▸ **Material provided**:
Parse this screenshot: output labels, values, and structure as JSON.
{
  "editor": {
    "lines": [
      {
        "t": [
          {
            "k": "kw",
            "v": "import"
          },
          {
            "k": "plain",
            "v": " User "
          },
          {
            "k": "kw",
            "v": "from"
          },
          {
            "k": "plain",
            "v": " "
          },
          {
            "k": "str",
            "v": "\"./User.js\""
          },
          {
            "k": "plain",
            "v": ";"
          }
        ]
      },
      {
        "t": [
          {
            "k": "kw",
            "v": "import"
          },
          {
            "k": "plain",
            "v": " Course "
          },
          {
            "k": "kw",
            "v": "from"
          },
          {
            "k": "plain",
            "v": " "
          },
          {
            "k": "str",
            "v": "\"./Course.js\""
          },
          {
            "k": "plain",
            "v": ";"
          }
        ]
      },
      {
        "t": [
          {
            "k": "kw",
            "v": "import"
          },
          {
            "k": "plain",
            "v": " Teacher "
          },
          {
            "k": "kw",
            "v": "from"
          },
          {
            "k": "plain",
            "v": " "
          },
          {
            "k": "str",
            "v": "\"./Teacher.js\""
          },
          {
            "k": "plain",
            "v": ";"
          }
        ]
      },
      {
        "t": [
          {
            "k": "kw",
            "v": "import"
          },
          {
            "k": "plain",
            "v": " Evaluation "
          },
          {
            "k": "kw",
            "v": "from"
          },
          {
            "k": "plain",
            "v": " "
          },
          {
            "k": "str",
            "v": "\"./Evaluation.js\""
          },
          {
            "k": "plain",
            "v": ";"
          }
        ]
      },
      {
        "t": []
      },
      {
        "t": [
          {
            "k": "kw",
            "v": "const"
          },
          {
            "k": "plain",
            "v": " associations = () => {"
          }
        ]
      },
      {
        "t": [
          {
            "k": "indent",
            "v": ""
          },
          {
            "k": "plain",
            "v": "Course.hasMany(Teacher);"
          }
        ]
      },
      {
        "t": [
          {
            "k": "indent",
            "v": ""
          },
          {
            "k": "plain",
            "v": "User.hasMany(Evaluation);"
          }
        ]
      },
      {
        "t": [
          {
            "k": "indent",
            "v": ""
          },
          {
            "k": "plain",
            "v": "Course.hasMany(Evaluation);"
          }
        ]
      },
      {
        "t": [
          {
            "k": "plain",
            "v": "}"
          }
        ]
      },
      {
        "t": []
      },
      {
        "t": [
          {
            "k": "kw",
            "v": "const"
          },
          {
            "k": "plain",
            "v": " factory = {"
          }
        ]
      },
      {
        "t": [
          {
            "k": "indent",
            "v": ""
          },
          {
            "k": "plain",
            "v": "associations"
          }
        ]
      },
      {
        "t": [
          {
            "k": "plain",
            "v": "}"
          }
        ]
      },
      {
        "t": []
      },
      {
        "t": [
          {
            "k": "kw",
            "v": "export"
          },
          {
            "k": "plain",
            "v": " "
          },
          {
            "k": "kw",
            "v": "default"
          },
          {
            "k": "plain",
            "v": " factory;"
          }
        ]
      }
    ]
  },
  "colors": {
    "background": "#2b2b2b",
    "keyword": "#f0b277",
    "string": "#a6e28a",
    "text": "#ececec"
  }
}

▸ **What to produce**: Extract the complete listing verbatim.

▸ **Written response**:
Parse this screenshot: output labels, values, and structure as JSON.
{
  "editor": {
    "lines": [
      {
        "t": [
          {
            "k": "kw",
            "v": "import"
          },
          {
            "k": "plain",
            "v": " User "
          },
          {
            "k": "kw",
            "v": "from"
          },
          {
            "k": "plain",
            "v": " "
          },
          {
            "k": "str",
            "v": "\"./User.js\""
          },
          {
            "k": "plain",
            "v": ";"
          }
        ]
      },
      {
        "t": [
          {
            "k": "kw",
            "v": "import"
          },
          {
            "k": "plain",
            "v": " Course "
          },
          {
            "k": "kw",
            "v": "from"
          },
          {
            "k": "plain",
            "v": " "
          },
          {
            "k": "str",
            "v": "\"./Course.js\""
          },
          {
            "k": "plain",
            "v": ";"
          }
        ]
      },
      {
        "t": [
          {
            "k": "kw",
            "v": "import"
          },
          {
            "k": "plain",
            "v": " Teacher "
          },
          {
            "k": "kw",
            "v": "from"
          },
          {
            "k": "plain",
            "v": " "
          },
          {
            "k": "str",
            "v": "\"./Teacher.js\""
          },
          {
            "k": "plain",
            "v": ";"
          }
        ]
      },
      {
        "t": [
          {
            "k": "kw",
            "v": "import"
          },
          {
            "k": "plain",
            "v": " Evaluation "
          },
          {
            "k": "kw",
            "v": "from"
          },
          {
            "k": "plain",
            "v": " "
          },
          {
            "k": "str",
            "v": "\"./Evaluation.js\""
          },
          {
            "k": "plain",
            "v": ";"
          }
        ]
      },
      {
        "t": []
      },
      {
        "t": [
          {
            "k": "kw",
            "v": "const"
          },
          {
            "k": "plain",
            "v": " associations = () => {"
          }
        ]
      },
      {
        "t": [
          {
            "k": "indent",
            "v": ""
          },
          {
            "k": "plain",
            "v": "Course.hasMany(Teacher);"
          }
        ]
      },
      {
        "t": [
          {
            "k": "indent",
            "v": ""
          },
          {
            "k": "plain",
            "v": "User.hasMany(Evaluation);"
          }
        ]
      },
      {
        "t": [
          {
            "k": "indent",
            "v": ""
          },
          {
            "k": "plain",
            "v": "Course.hasMany(Evaluation);"
          }
        ]
      },
      {
        "t": [
          {
            "k": "plain",
            "v": "}"
          }
        ]
      },
      {
        "t": []
      },
      {
        "t": [
          {
            "k": "kw",
            "v": "const"
          },
          {
            "k": "plain",
            "v": " factory = {"
          }
        ]
      },
      {
        "t": [
          {
            "k": "indent",
            "v": ""
          },
          {
            "k": "plain",
            "v": "associations"
          }
        ]
      },
      {
        "t": [
          {
            "k": "plain",
            "v": "}"
          }
        ]
      },
      {
        "t": []
      },
      {
        "t": [
          {
            "k": "kw",
            "v": "export"
          },
          {
            "k": "plain",
            "v": " "
          },
          {
            "k": "kw",
            "v": "default"
          },
          {
            "k": "plain",
            "v": " factory;"
          }
        ]
      }
    ]
  },
  "colors": {
    "background": "#2b2b2b",
    "keyword": "#f0b277",
    "string": "#a6e28a",
    "text": "#ececec"
  }
}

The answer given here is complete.